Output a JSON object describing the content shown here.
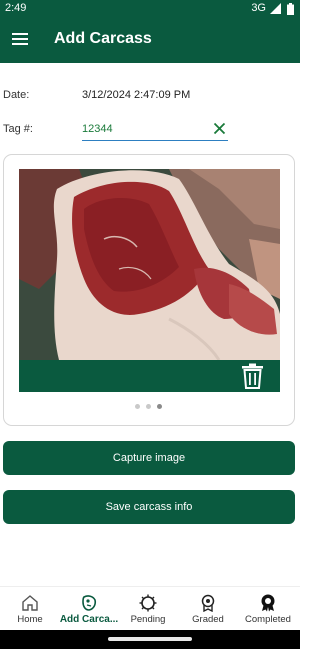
{
  "status_bar": {
    "time": "2:49",
    "network": "3G"
  },
  "app_bar": {
    "title": "Add Carcass"
  },
  "form": {
    "date_label": "Date:",
    "date_value": "3/12/2024 2:47:09 PM",
    "tag_label": "Tag #:",
    "tag_value": "12344"
  },
  "image_carousel": {
    "page_count": 3,
    "active_page": 3
  },
  "buttons": {
    "capture_label": "Capture image",
    "save_label": "Save carcass info"
  },
  "bottom_nav": {
    "items": [
      {
        "label": "Home",
        "icon": "home-icon"
      },
      {
        "label": "Add Carca...",
        "icon": "add-carcass-icon",
        "active": true
      },
      {
        "label": "Pending",
        "icon": "pending-icon"
      },
      {
        "label": "Graded",
        "icon": "graded-icon"
      },
      {
        "label": "Completed",
        "icon": "completed-icon"
      }
    ]
  },
  "colors": {
    "primary": "#0a5a3f",
    "input_underline": "#2d7fc1",
    "input_text": "#1a7a3a"
  }
}
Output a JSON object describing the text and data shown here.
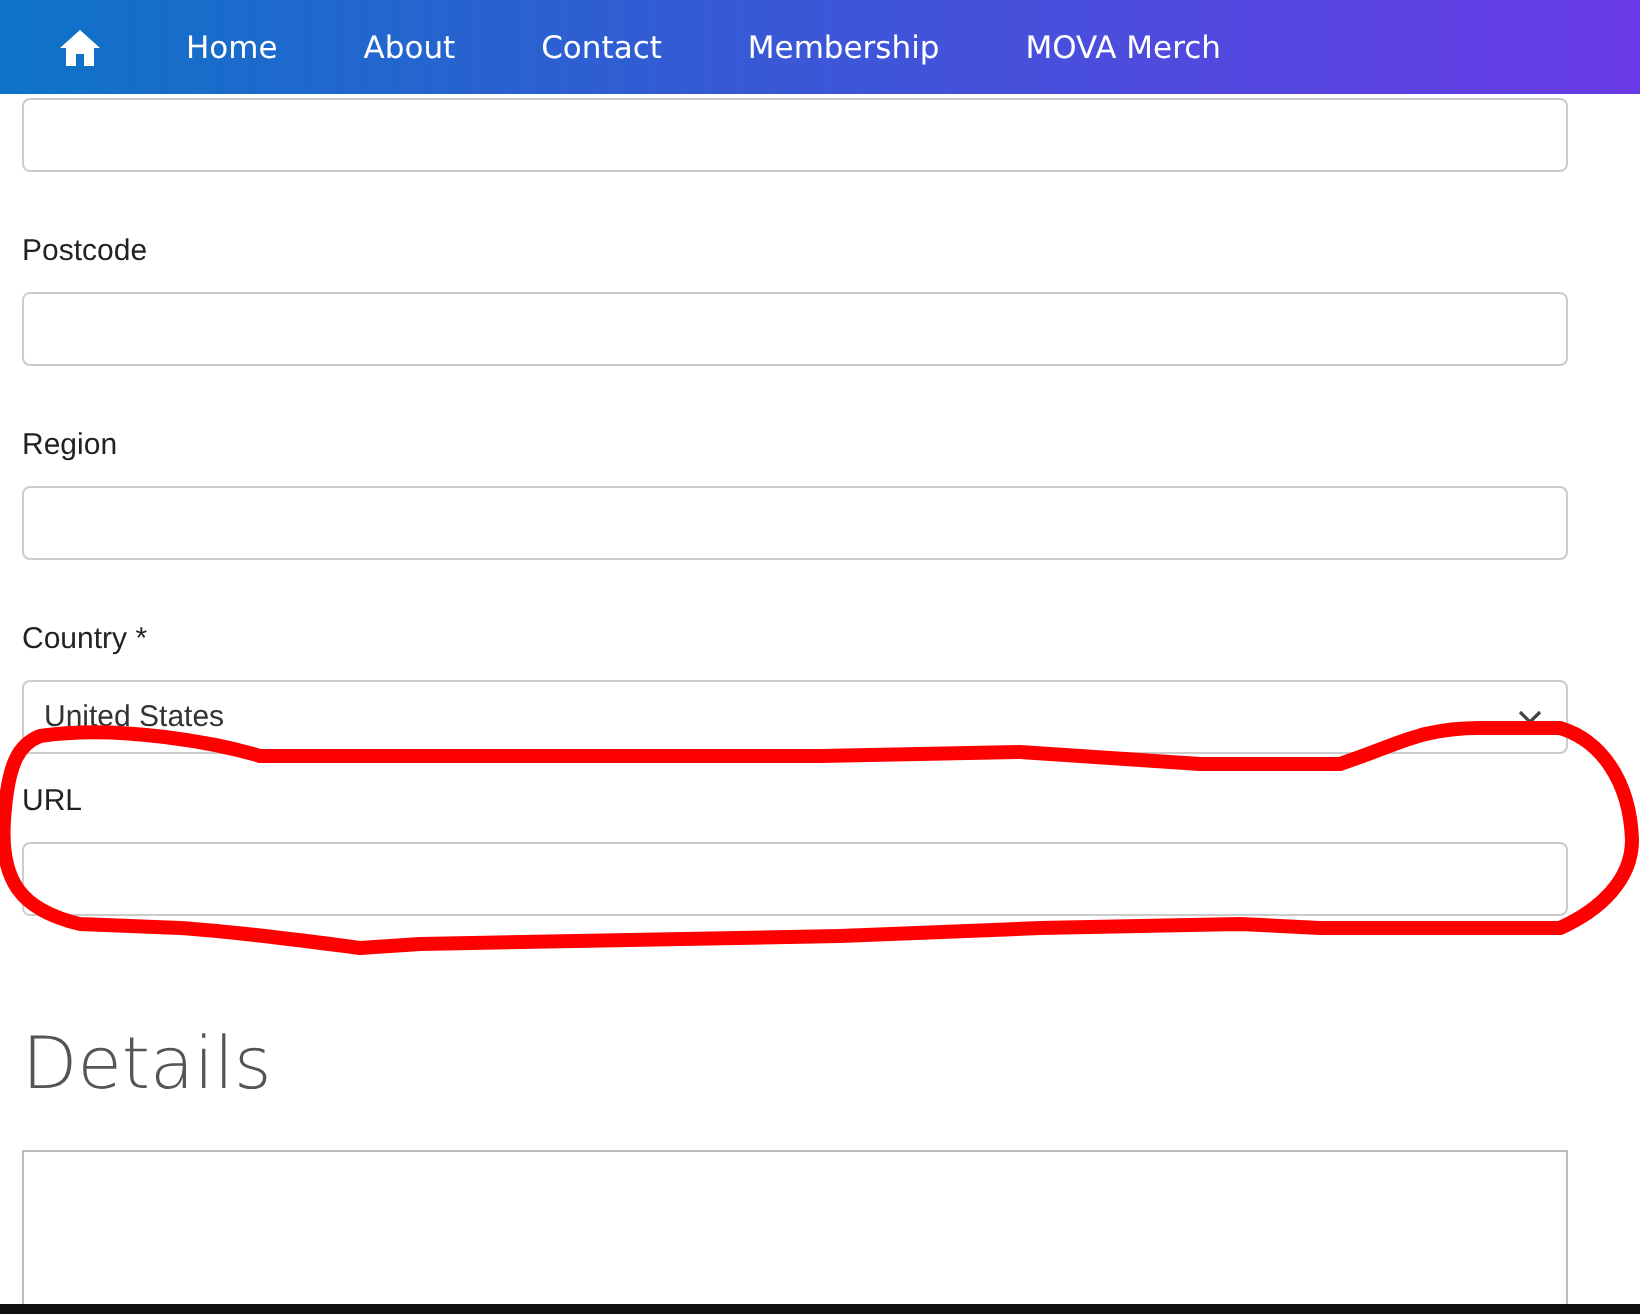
{
  "nav": {
    "items": [
      {
        "label": "Home"
      },
      {
        "label": "About"
      },
      {
        "label": "Contact"
      },
      {
        "label": "Membership"
      },
      {
        "label": "MOVA Merch"
      }
    ]
  },
  "form": {
    "fields": [
      {
        "kind": "input"
      },
      {
        "kind": "input",
        "label": "Postcode"
      },
      {
        "kind": "input",
        "label": "Region"
      },
      {
        "kind": "select",
        "label": "Country *",
        "value": "United States"
      },
      {
        "kind": "input",
        "label": "URL"
      }
    ]
  },
  "details": {
    "heading": "Details",
    "fields": [
      {
        "kind": "textarea"
      }
    ]
  }
}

********

### Objective
Make an exact copy of every record, pictures excluded.

### Task output
Output a JSON object describing the content shown here.
{
  "status_bar": {
    "time": "2:49",
    "network": "3G"
  },
  "app_bar": {
    "title": "Add Carcass"
  },
  "form": {
    "date_label": "Date:",
    "date_value": "3/12/2024 2:47:09 PM",
    "tag_label": "Tag #:",
    "tag_value": "12344"
  },
  "image_carousel": {
    "page_count": 3,
    "active_page": 3
  },
  "buttons": {
    "capture_label": "Capture image",
    "save_label": "Save carcass info"
  },
  "bottom_nav": {
    "items": [
      {
        "label": "Home",
        "icon": "home-icon"
      },
      {
        "label": "Add Carca...",
        "icon": "add-carcass-icon",
        "active": true
      },
      {
        "label": "Pending",
        "icon": "pending-icon"
      },
      {
        "label": "Graded",
        "icon": "graded-icon"
      },
      {
        "label": "Completed",
        "icon": "completed-icon"
      }
    ]
  },
  "colors": {
    "primary": "#0a5a3f",
    "input_underline": "#2d7fc1",
    "input_text": "#1a7a3a"
  }
}
Output a JSON object describing the text and data shown here.
{
  "nav": {
    "items": [
      {
        "label": "Home"
      },
      {
        "label": "About"
      },
      {
        "label": "Contact"
      },
      {
        "label": "Membership"
      },
      {
        "label": "MOVA Merch"
      }
    ]
  },
  "form": {
    "fields": [
      {
        "kind": "input"
      },
      {
        "kind": "input",
        "label": "Postcode"
      },
      {
        "kind": "input",
        "label": "Region"
      },
      {
        "kind": "select",
        "label": "Country *",
        "value": "United States"
      },
      {
        "kind": "input",
        "label": "URL"
      }
    ]
  },
  "details": {
    "heading": "Details",
    "fields": [
      {
        "kind": "textarea"
      }
    ]
  }
}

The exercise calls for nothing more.